The problem – Pick out the lines below with "のセットアップの最後に最新の" and list them.

Entries shown –
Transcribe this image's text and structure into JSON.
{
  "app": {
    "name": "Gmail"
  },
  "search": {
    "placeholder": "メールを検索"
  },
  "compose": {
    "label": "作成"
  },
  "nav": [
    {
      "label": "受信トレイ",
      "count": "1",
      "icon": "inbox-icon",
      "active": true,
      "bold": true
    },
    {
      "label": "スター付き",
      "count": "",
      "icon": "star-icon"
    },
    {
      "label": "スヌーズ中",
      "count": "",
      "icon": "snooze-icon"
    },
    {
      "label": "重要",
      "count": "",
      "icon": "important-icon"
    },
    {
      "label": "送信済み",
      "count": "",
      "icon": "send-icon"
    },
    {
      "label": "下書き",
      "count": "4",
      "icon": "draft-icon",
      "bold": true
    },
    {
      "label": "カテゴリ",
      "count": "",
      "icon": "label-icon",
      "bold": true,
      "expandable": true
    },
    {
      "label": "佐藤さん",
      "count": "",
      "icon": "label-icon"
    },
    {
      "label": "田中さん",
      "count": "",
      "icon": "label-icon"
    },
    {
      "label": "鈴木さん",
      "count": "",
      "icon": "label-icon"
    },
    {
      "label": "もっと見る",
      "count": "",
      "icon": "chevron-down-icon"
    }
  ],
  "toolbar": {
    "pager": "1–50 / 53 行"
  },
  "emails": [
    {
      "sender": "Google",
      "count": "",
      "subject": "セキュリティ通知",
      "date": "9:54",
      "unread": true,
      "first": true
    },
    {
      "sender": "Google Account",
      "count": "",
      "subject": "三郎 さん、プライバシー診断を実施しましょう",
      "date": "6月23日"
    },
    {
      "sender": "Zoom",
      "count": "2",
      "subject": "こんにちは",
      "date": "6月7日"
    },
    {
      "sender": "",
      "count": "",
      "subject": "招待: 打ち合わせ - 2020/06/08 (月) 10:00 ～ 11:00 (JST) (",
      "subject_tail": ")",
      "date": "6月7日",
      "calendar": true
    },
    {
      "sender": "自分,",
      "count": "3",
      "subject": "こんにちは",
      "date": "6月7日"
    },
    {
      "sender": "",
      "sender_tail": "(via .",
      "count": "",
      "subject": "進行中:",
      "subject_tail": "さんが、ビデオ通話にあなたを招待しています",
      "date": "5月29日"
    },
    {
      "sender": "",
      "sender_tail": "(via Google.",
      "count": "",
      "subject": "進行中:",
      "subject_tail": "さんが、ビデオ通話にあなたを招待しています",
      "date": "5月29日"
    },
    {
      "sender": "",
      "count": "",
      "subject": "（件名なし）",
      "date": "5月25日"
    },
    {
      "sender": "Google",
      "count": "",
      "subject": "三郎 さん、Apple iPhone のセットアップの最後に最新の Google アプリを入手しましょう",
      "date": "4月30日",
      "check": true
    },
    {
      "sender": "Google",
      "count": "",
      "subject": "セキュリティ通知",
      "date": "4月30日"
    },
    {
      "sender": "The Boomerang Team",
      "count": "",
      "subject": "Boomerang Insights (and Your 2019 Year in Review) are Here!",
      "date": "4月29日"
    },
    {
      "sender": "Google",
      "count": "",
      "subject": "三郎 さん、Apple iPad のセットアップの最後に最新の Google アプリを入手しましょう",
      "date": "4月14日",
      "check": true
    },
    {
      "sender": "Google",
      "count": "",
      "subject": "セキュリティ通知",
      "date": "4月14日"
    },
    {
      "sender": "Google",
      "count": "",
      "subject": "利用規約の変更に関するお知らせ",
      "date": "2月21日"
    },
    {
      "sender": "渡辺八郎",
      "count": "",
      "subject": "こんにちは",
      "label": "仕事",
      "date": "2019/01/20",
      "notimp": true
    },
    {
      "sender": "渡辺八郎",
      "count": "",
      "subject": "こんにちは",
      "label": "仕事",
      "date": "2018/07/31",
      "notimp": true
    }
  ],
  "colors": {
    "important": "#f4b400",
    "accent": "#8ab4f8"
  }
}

Correct result –
      "subject": "三郎 さん、Apple iPhone のセットアップの最後に最新の Google アプリを入手しましょう",
      "subject": "三郎 さん、Apple iPad のセットアップの最後に最新の Google アプリを入手しましょう",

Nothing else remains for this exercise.